--- Begin DATA FOR THIS TASK ---

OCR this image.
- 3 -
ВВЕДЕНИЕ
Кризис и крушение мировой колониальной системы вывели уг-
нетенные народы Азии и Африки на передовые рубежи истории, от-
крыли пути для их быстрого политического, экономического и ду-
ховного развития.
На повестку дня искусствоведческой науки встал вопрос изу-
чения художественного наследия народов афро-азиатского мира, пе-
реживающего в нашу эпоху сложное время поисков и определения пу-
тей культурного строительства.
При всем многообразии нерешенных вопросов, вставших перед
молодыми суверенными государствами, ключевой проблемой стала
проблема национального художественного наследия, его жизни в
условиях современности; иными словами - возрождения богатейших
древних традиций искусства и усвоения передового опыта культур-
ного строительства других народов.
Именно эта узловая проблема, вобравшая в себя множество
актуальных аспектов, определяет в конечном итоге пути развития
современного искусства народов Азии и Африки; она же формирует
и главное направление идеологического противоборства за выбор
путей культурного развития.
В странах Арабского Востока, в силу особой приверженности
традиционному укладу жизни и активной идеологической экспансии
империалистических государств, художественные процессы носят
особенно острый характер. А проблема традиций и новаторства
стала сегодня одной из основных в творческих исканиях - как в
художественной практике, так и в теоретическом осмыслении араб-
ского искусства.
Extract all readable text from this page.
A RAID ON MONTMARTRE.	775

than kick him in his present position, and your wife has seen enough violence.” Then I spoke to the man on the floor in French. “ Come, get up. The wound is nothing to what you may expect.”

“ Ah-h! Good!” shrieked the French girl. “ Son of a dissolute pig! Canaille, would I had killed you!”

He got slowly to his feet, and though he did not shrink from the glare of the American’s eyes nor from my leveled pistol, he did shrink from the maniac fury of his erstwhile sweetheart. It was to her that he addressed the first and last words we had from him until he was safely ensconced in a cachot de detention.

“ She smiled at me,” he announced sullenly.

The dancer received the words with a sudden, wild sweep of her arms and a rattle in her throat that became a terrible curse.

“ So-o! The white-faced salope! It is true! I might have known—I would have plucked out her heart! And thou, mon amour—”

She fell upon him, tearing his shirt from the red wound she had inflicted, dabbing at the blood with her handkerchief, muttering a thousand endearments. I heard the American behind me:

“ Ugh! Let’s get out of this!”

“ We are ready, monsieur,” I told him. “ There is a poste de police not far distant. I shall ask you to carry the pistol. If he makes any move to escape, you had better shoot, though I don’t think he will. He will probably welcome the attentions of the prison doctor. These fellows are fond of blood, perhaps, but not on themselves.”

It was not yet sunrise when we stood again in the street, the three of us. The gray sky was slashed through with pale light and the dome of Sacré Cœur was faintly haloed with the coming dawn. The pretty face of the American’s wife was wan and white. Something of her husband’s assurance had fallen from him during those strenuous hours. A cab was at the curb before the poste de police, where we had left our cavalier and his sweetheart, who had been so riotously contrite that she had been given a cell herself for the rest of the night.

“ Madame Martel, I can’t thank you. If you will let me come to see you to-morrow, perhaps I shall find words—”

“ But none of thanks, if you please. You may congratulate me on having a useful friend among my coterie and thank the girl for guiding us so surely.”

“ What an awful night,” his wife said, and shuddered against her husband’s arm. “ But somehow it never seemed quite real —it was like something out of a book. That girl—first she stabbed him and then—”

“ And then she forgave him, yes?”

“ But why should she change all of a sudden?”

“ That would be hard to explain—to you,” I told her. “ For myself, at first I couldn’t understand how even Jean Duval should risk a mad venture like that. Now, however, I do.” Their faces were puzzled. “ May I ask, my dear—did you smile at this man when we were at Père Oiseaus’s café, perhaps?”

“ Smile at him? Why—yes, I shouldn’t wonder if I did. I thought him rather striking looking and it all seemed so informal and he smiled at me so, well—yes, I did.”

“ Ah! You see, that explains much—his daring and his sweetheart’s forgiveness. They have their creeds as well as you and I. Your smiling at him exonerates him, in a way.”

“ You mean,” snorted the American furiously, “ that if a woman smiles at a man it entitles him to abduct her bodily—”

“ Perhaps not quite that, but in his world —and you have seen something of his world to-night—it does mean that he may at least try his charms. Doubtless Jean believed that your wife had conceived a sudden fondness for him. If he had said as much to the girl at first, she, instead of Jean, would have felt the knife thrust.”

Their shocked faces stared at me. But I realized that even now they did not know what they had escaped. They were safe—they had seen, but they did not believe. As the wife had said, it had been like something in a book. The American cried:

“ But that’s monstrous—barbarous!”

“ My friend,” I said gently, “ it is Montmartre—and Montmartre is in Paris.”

--- End DATA FOR THIS TASK ---

**EXERCISE GOAL:**
Above are several records. Count the lines among them that contain "народов" and give only the total.

**COMPLETED TASK:**
3